======== EXTRACTED DATA ========

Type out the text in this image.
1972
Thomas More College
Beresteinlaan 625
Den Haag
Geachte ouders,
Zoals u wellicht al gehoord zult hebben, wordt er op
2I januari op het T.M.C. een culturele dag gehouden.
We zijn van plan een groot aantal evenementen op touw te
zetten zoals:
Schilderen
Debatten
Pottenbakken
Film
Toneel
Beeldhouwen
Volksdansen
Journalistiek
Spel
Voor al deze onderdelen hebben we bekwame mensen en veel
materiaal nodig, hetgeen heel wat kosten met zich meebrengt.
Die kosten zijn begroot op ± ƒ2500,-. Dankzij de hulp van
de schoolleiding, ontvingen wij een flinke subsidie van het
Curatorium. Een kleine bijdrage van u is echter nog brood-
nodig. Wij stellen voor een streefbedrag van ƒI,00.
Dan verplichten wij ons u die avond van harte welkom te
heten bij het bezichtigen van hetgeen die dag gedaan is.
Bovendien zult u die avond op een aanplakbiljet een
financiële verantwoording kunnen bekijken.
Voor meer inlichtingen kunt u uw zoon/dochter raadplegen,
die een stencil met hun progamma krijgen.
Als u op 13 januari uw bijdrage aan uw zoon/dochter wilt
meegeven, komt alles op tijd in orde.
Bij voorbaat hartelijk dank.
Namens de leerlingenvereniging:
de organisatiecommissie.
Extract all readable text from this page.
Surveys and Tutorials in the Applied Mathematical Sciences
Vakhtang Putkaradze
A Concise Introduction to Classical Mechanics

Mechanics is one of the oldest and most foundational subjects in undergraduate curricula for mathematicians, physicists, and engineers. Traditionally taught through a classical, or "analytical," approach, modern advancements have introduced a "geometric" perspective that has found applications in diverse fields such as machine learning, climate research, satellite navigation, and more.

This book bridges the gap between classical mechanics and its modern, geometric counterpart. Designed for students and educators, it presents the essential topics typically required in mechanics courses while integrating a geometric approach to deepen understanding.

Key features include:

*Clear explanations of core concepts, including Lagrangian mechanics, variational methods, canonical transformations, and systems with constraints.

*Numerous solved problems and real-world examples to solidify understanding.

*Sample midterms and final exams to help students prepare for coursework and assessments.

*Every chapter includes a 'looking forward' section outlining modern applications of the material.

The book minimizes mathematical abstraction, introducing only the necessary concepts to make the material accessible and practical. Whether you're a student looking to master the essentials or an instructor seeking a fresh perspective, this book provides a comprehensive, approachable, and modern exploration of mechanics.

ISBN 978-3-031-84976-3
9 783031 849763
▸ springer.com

========

Write out the entries above once more, without altering anything.

Type out the text in this image.
1972
Thomas More College
Beresteinlaan 625
Den Haag
Geachte ouders,
Zoals u wellicht al gehoord zult hebben, wordt er op
2I januari op het T.M.C. een culturele dag gehouden.
We zijn van plan een groot aantal evenementen op touw te
zetten zoals:
Schilderen
Debatten
Pottenbakken
Film
Toneel
Beeldhouwen
Volksdansen
Journalistiek
Spel
Voor al deze onderdelen hebben we bekwame mensen en veel
materiaal nodig, hetgeen heel wat kosten met zich meebrengt.
Die kosten zijn begroot op ± ƒ2500,-. Dankzij de hulp van
de schoolleiding, ontvingen wij een flinke subsidie van het
Curatorium. Een kleine bijdrage van u is echter nog brood-
nodig. Wij stellen voor een streefbedrag van ƒI,00.
Dan verplichten wij ons u die avond van harte welkom te
heten bij het bezichtigen van hetgeen die dag gedaan is.
Bovendien zult u die avond op een aanplakbiljet een
financiële verantwoording kunnen bekijken.
Voor meer inlichtingen kunt u uw zoon/dochter raadplegen,
die een stencil met hun progamma krijgen.
Als u op 13 januari uw bijdrage aan uw zoon/dochter wilt
meegeven, komt alles op tijd in orde.
Bij voorbaat hartelijk dank.
Namens de leerlingenvereniging:
de organisatiecommissie.
Extract all readable text from this page.
Surveys and Tutorials in the Applied Mathematical Sciences
Vakhtang Putkaradze
A Concise Introduction to Classical Mechanics

Mechanics is one of the oldest and most foundational subjects in undergraduate curricula for mathematicians, physicists, and engineers. Traditionally taught through a classical, or "analytical," approach, modern advancements have introduced a "geometric" perspective that has found applications in diverse fields such as machine learning, climate research, satellite navigation, and more.

This book bridges the gap between classical mechanics and its modern, geometric counterpart. Designed for students and educators, it presents the essential topics typically required in mechanics courses while integrating a geometric approach to deepen understanding.

Key features include:

*Clear explanations of core concepts, including Lagrangian mechanics, variational methods, canonical transformations, and systems with constraints.

*Numerous solved problems and real-world examples to solidify understanding.

*Sample midterms and final exams to help students prepare for coursework and assessments.

*Every chapter includes a 'looking forward' section outlining modern applications of the material.

The book minimizes mathematical abstraction, introducing only the necessary concepts to make the material accessible and practical. Whether you're a student looking to master the essentials or an instructor seeking a fresh perspective, this book provides a comprehensive, approachable, and modern exploration of mechanics.

ISBN 978-3-031-84976-3
9 783031 849763
▸ springer.com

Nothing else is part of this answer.